■ AIM: In the lines below, find how many contain the word "this" and report that figure alone.

■ ENTRIES:
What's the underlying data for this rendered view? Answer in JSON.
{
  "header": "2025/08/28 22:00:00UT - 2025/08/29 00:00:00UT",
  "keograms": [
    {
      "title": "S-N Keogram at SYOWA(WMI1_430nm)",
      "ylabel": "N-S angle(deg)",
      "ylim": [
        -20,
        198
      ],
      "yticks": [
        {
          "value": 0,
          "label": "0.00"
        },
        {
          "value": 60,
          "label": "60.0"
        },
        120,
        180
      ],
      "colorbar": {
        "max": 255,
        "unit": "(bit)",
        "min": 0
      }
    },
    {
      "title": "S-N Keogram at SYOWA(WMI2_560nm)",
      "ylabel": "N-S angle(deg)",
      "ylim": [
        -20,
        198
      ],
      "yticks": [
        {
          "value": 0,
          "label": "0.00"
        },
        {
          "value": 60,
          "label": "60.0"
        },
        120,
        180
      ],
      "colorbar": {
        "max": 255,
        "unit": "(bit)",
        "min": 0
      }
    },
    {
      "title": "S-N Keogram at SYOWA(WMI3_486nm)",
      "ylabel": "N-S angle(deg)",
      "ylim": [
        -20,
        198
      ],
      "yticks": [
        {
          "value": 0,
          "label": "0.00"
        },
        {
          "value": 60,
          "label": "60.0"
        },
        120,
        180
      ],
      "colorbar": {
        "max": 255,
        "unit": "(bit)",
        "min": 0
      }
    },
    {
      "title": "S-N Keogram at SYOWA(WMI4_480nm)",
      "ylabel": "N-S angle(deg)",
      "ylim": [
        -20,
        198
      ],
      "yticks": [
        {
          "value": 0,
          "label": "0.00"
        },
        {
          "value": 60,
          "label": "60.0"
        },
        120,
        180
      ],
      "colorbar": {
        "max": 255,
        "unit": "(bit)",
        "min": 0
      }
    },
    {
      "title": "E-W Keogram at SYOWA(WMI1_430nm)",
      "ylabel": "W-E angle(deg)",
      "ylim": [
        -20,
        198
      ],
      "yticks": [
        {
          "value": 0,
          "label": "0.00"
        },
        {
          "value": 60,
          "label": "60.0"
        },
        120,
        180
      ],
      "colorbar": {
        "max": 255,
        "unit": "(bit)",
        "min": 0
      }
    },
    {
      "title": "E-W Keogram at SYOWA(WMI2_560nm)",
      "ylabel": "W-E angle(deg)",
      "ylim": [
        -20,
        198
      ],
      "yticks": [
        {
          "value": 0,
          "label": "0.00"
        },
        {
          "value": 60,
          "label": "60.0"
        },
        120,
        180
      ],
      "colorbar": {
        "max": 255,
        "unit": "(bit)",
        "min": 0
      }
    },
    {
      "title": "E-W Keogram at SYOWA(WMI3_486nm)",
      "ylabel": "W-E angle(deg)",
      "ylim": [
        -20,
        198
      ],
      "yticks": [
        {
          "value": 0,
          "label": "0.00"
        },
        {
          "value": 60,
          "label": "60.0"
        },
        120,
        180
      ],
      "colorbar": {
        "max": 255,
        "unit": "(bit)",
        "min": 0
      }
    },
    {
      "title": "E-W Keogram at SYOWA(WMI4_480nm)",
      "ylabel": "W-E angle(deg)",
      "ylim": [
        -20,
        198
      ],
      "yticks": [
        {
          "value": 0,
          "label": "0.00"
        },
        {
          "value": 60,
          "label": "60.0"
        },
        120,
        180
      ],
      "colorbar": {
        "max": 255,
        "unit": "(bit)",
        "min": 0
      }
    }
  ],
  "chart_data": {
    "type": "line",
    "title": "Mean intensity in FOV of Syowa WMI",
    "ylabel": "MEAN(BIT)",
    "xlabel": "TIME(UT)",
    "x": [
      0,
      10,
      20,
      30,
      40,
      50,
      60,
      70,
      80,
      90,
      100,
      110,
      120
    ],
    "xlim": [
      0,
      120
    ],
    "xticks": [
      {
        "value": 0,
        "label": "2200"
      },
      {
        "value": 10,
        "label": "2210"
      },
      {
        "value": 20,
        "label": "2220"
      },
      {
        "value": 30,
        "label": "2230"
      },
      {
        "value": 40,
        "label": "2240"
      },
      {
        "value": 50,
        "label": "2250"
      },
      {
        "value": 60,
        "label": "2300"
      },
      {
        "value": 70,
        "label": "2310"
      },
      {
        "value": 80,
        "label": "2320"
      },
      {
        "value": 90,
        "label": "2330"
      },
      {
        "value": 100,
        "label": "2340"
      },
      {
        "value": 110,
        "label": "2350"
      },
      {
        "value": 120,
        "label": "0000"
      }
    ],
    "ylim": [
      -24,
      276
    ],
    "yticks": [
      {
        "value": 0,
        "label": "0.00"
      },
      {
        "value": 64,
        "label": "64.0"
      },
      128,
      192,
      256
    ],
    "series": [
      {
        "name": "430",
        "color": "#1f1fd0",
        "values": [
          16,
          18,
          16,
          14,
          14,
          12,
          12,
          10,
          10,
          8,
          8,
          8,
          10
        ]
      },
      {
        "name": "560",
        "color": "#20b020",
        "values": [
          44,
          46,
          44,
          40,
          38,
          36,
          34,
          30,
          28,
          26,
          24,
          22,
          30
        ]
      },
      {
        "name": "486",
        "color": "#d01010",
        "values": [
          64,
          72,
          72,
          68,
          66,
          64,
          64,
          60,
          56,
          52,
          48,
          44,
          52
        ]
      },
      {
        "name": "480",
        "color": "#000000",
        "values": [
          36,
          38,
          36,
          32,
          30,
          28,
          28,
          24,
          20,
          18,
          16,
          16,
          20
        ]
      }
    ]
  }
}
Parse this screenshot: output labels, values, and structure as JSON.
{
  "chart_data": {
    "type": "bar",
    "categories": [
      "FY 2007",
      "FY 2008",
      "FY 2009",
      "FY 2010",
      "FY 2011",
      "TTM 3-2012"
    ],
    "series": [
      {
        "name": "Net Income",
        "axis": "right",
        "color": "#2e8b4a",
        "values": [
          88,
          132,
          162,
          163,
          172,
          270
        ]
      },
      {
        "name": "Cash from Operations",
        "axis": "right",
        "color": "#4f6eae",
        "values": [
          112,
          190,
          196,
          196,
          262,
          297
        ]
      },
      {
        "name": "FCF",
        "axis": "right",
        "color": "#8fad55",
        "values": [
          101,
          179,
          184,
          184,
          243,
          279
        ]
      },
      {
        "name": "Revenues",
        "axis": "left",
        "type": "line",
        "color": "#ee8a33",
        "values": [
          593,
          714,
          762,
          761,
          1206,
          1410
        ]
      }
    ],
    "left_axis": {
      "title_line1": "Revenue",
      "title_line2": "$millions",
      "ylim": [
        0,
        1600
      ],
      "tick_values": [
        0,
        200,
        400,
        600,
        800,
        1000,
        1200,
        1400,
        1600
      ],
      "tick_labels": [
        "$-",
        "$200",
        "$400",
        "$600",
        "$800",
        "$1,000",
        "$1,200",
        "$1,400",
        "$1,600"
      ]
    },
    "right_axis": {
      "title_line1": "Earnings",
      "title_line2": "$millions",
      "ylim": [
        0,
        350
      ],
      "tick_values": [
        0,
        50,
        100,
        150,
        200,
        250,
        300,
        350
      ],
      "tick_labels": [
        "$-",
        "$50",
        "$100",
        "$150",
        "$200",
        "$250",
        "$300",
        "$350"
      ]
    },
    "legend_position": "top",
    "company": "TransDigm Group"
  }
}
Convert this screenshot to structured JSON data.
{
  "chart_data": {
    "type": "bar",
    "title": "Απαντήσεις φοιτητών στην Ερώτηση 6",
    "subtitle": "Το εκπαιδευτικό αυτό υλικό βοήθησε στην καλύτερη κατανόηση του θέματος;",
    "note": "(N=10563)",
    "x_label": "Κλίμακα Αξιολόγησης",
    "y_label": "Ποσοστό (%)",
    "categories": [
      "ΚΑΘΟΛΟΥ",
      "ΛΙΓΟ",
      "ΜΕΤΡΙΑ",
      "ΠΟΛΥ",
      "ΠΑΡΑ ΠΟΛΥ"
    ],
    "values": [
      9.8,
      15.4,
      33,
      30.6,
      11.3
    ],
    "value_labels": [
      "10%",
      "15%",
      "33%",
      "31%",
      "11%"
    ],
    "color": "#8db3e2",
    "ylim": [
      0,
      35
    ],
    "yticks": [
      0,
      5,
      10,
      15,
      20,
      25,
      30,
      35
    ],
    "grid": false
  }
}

■ THE RESULT: 3